*EXERCISE DESCRIPTION*
Update the listing starting at the beginning and ending at the line containing "paragraph: R. 1892", replacing "running-head" with "page-header" and leaving everything else unchanged.

*Element region listings*
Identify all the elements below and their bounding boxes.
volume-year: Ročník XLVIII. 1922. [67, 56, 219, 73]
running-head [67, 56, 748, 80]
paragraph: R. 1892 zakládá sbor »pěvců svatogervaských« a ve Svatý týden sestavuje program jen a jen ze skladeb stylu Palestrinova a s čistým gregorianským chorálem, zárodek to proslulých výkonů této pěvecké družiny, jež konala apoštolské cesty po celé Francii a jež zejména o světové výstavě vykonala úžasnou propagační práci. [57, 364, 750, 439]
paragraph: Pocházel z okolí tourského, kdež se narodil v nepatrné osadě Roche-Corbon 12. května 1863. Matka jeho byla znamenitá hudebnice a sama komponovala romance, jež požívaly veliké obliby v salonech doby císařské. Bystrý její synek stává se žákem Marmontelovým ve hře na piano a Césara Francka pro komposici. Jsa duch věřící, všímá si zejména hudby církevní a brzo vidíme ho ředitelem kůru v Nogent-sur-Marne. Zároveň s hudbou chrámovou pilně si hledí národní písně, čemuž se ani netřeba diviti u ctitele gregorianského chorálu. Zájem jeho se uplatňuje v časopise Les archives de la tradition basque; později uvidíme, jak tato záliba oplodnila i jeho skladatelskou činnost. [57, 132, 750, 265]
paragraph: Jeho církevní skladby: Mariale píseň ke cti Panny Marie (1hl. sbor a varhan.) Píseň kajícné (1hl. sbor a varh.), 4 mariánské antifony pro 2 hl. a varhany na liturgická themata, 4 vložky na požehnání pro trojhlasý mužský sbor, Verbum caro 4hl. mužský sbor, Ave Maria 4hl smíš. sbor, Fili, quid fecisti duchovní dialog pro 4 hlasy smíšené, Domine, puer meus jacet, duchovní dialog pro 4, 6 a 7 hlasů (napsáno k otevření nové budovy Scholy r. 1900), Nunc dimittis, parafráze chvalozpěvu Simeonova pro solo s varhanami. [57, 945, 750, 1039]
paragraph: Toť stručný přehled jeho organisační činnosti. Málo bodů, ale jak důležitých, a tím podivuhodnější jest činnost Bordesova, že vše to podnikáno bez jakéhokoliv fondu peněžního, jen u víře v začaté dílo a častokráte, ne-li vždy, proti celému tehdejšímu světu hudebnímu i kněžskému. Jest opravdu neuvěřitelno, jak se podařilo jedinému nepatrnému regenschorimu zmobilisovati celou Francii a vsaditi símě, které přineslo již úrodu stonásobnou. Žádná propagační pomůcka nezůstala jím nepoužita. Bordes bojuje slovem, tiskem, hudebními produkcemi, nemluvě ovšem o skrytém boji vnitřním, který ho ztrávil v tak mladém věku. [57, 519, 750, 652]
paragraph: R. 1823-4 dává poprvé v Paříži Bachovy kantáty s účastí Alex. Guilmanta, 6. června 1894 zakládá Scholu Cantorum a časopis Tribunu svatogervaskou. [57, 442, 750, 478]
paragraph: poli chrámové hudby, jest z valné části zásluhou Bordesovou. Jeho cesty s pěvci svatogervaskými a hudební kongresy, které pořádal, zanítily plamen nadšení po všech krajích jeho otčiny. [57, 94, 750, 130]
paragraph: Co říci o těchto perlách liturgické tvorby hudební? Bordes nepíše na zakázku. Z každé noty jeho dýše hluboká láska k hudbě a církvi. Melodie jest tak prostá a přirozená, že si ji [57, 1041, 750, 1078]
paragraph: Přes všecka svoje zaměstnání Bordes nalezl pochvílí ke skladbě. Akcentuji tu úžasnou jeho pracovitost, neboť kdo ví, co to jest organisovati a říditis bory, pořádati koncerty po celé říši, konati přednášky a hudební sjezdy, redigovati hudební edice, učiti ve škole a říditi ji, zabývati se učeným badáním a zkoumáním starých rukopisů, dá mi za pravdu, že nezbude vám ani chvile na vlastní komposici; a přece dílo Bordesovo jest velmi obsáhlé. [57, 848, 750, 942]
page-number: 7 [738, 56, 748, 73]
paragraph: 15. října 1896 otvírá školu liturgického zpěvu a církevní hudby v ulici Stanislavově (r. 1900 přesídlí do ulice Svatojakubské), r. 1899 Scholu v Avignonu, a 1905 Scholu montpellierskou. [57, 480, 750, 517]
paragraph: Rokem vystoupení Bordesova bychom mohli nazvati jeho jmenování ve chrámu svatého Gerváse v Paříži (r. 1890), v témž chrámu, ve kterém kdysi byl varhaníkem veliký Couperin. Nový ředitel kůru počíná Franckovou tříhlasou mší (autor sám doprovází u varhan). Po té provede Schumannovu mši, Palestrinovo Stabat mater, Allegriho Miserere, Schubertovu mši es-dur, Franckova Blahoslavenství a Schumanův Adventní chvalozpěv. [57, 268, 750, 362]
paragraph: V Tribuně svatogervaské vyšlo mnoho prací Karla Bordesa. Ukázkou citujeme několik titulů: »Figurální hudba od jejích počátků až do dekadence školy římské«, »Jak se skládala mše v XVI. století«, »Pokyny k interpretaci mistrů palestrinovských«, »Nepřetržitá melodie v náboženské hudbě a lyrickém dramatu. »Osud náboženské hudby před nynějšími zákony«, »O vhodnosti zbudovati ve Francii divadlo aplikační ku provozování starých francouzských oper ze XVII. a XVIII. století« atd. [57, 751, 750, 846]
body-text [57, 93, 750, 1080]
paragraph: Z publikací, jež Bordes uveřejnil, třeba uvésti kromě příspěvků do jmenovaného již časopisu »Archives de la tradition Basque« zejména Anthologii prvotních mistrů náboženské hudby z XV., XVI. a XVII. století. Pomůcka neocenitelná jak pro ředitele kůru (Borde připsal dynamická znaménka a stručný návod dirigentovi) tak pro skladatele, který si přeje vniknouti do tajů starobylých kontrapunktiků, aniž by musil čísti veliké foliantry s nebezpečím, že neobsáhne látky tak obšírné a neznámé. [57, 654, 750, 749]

*RESPONSE TO THIS EXERCISE*
Identify all the elements below and their bounding boxes.
volume-year: Ročník XLVIII. 1922. [67, 56, 219, 73]
page-header [67, 56, 748, 80]
paragraph: R. 1892 zakládá sbor »pěvců svatogervaských« a ve Svatý týden sestavuje program jen a jen ze skladeb stylu Palestrinova a s čistým gregorianským chorálem, zárodek to proslulých výkonů této pěvecké družiny, jež konala apoštolské cesty po celé Francii a jež zejména o světové výstavě vykonala úžasnou propagační práci. [57, 364, 750, 439]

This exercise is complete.